▶

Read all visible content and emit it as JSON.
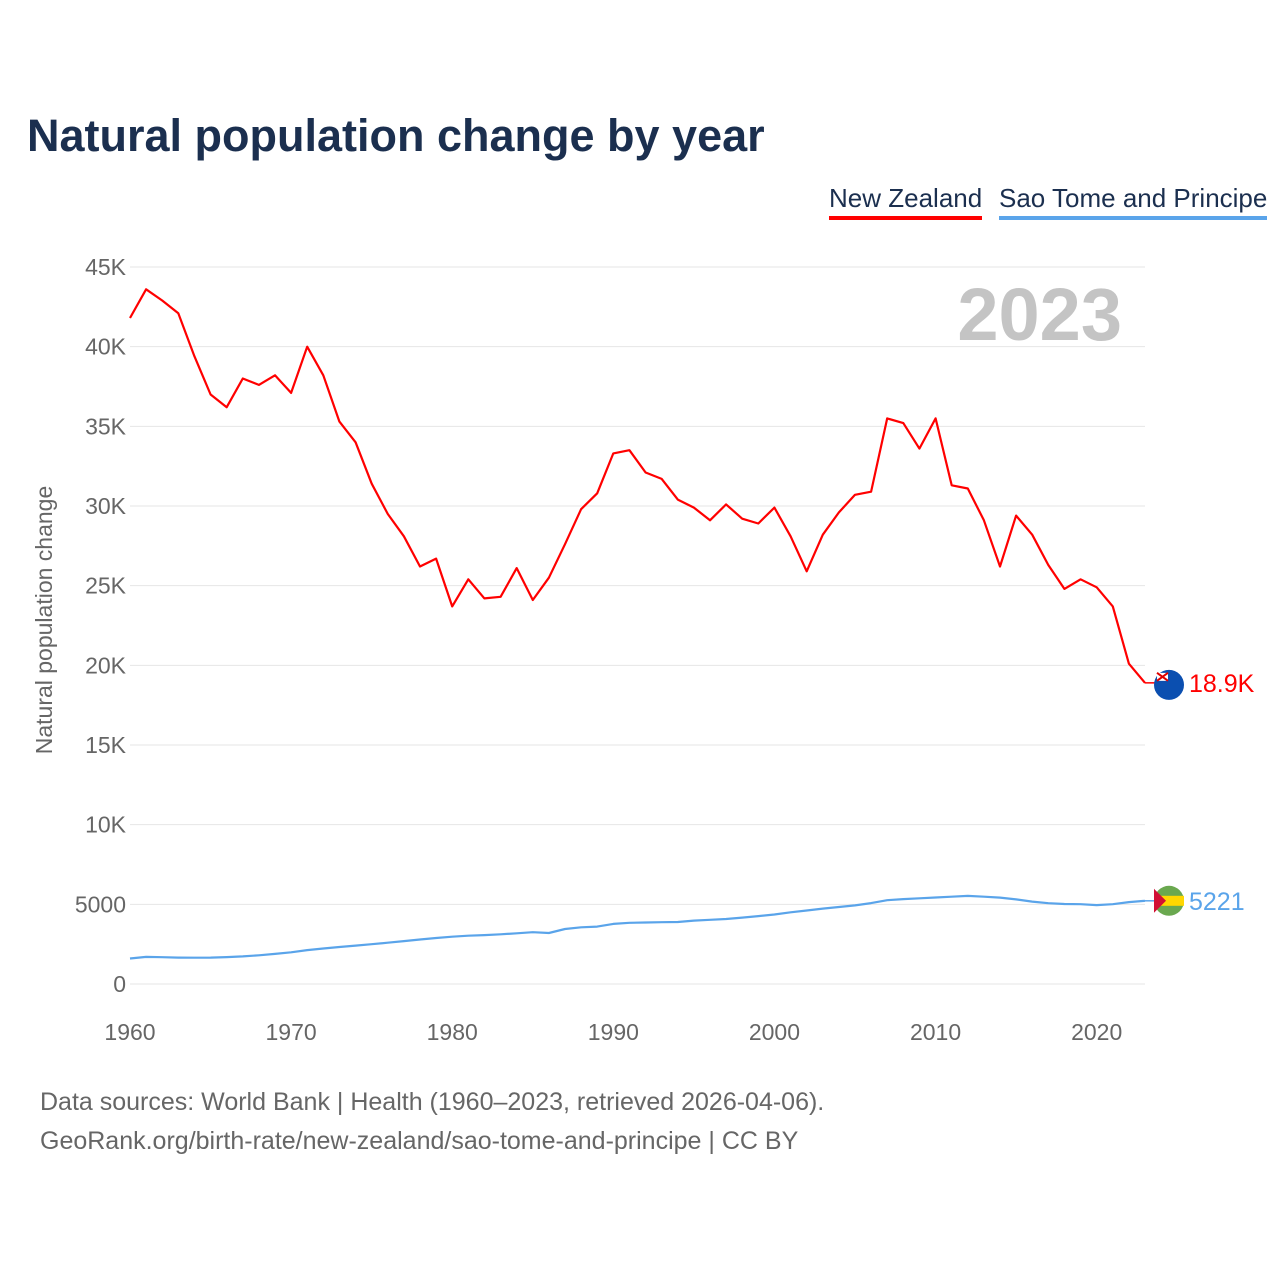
{
  "chart_data": {
    "type": "line",
    "title": "Natural population change by year",
    "xlabel": "",
    "ylabel": "Natural population change",
    "xlim": [
      1960,
      2023
    ],
    "ylim": [
      0,
      45000
    ],
    "grid": true,
    "legend_placement": "top-right",
    "year_watermark": "2023",
    "y_ticks": [
      {
        "v": 0,
        "label": "0"
      },
      {
        "v": 5000,
        "label": "5000"
      },
      {
        "v": 10000,
        "label": "10K"
      },
      {
        "v": 15000,
        "label": "15K"
      },
      {
        "v": 20000,
        "label": "20K"
      },
      {
        "v": 25000,
        "label": "25K"
      },
      {
        "v": 30000,
        "label": "30K"
      },
      {
        "v": 35000,
        "label": "35K"
      },
      {
        "v": 40000,
        "label": "40K"
      },
      {
        "v": 45000,
        "label": "45K"
      }
    ],
    "x_ticks": [
      {
        "v": 1960,
        "label": "1960"
      },
      {
        "v": 1970,
        "label": "1970"
      },
      {
        "v": 1980,
        "label": "1980"
      },
      {
        "v": 1990,
        "label": "1990"
      },
      {
        "v": 2000,
        "label": "2000"
      },
      {
        "v": 2010,
        "label": "2010"
      },
      {
        "v": 2020,
        "label": "2020"
      }
    ],
    "x_start": 1960,
    "series": [
      {
        "name": "New Zealand",
        "color": "#ff0000",
        "end_label": "18.9K",
        "flag": "new-zealand",
        "values": [
          41800,
          43600,
          42900,
          42100,
          39400,
          37000,
          36200,
          38000,
          37600,
          38200,
          37100,
          40000,
          38200,
          35300,
          34000,
          31400,
          29500,
          28100,
          26200,
          26700,
          23700,
          25400,
          24200,
          24300,
          26100,
          24100,
          25500,
          27600,
          29800,
          30800,
          33300,
          33500,
          32100,
          31700,
          30400,
          29900,
          29100,
          30100,
          29200,
          28900,
          29900,
          28100,
          25900,
          28200,
          29600,
          30700,
          30900,
          35500,
          35200,
          33600,
          35500,
          31300,
          31100,
          29100,
          26200,
          29400,
          28200,
          26300,
          24800,
          25400,
          24900,
          23700,
          20100,
          18900
        ]
      },
      {
        "name": "Sao Tome and Principe",
        "color": "#5aa4ea",
        "end_label": "5221",
        "flag": "sao-tome-and-principe",
        "values": [
          1600,
          1700,
          1680,
          1660,
          1650,
          1660,
          1690,
          1730,
          1800,
          1890,
          1990,
          2130,
          2230,
          2320,
          2410,
          2500,
          2590,
          2690,
          2790,
          2890,
          2970,
          3030,
          3070,
          3120,
          3180,
          3250,
          3200,
          3450,
          3560,
          3600,
          3770,
          3840,
          3860,
          3880,
          3890,
          3980,
          4030,
          4080,
          4170,
          4260,
          4360,
          4500,
          4610,
          4730,
          4830,
          4930,
          5080,
          5260,
          5330,
          5380,
          5430,
          5480,
          5530,
          5480,
          5420,
          5310,
          5170,
          5070,
          5020,
          5010,
          4950,
          5010,
          5140,
          5221
        ]
      }
    ]
  },
  "footer": {
    "line1": "Data sources: World Bank | Health (1960–2023, retrieved 2026-04-06).",
    "line2": "GeoRank.org/birth-rate/new-zealand/sao-tome-and-principe | CC BY"
  }
}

◀

**The request**
From the material above, copy each line that includes the word "Natural".

**The output**
    "title": "Natural population change by year",
    "ylabel": "Natural population change",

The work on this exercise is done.